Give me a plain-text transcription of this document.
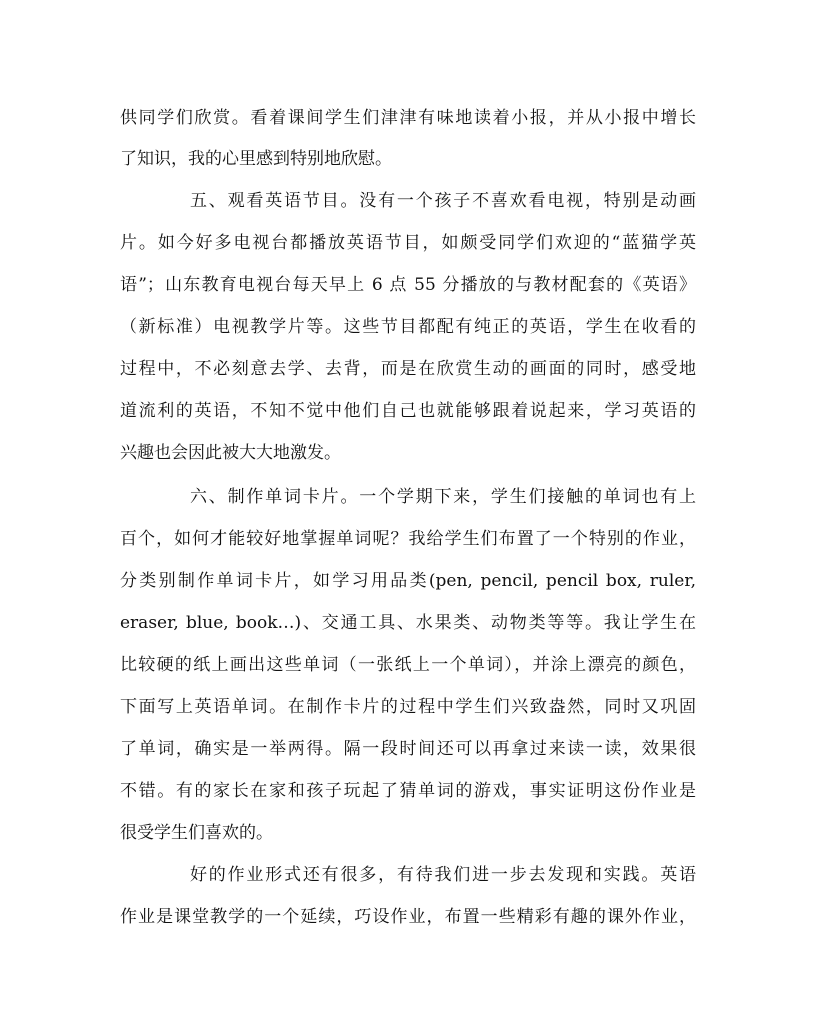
供同学们欣赏。看着课间学生们津津有味地读着小报，并从小报中增长
了知识，我的心里感到特别地欣慰。
五、观看英语节目。没有一个孩子不喜欢看电视，特别是动画
片。如今好多电视台都播放英语节目，如颇受同学们欢迎的“蓝猫学英
语”；山东教育电视台每天早上 6 点 55 分播放的与教材配套的《英语》
（新标准）电视教学片等。这些节目都配有纯正的英语，学生在收看的
过程中，不必刻意去学、去背，而是在欣赏生动的画面的同时，感受地
道流利的英语，不知不觉中他们自己也就能够跟着说起来，学习英语的
兴趣也会因此被大大地激发。
六、制作单词卡片。一个学期下来，学生们接触的单词也有上
百个，如何才能较好地掌握单词呢？我给学生们布置了一个特别的作业，
分类别制作单词卡片，如学习用品类(pen, pencil, pencil box, ruler,
eraser, blue, book…)、交通工具、水果类、动物类等等。我让学生在
比较硬的纸上画出这些单词（一张纸上一个单词），并涂上漂亮的颜色，
下面写上英语单词。在制作卡片的过程中学生们兴致盎然，同时又巩固
了单词，确实是一举两得。隔一段时间还可以再拿过来读一读，效果很
不错。有的家长在家和孩子玩起了猜单词的游戏，事实证明这份作业是
很受学生们喜欢的。
好的作业形式还有很多，有待我们进一步去发现和实践。英语
作业是课堂教学的一个延续，巧设作业，布置一些精彩有趣的课外作业，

________________________

_PROBLEM DETAILS_
Reproduce the material above in full, exactly, with no images.

_THE OUTPUT_
Give me a plain-text transcription of this document.
供同学们欣赏。看着课间学生们津津有味地读着小报，并从小报中增长
了知识，我的心里感到特别地欣慰。
五、观看英语节目。没有一个孩子不喜欢看电视，特别是动画
片。如今好多电视台都播放英语节目，如颇受同学们欢迎的“蓝猫学英
语”；山东教育电视台每天早上 6 点 55 分播放的与教材配套的《英语》
（新标准）电视教学片等。这些节目都配有纯正的英语，学生在收看的
过程中，不必刻意去学、去背，而是在欣赏生动的画面的同时，感受地
道流利的英语，不知不觉中他们自己也就能够跟着说起来，学习英语的
兴趣也会因此被大大地激发。
六、制作单词卡片。一个学期下来，学生们接触的单词也有上
百个，如何才能较好地掌握单词呢？我给学生们布置了一个特别的作业，
分类别制作单词卡片，如学习用品类(pen, pencil, pencil box, ruler,
eraser, blue, book…)、交通工具、水果类、动物类等等。我让学生在
比较硬的纸上画出这些单词（一张纸上一个单词），并涂上漂亮的颜色，
下面写上英语单词。在制作卡片的过程中学生们兴致盎然，同时又巩固
了单词，确实是一举两得。隔一段时间还可以再拿过来读一读，效果很
不错。有的家长在家和孩子玩起了猜单词的游戏，事实证明这份作业是
很受学生们喜欢的。
好的作业形式还有很多，有待我们进一步去发现和实践。英语
作业是课堂教学的一个延续，巧设作业，布置一些精彩有趣的课外作业，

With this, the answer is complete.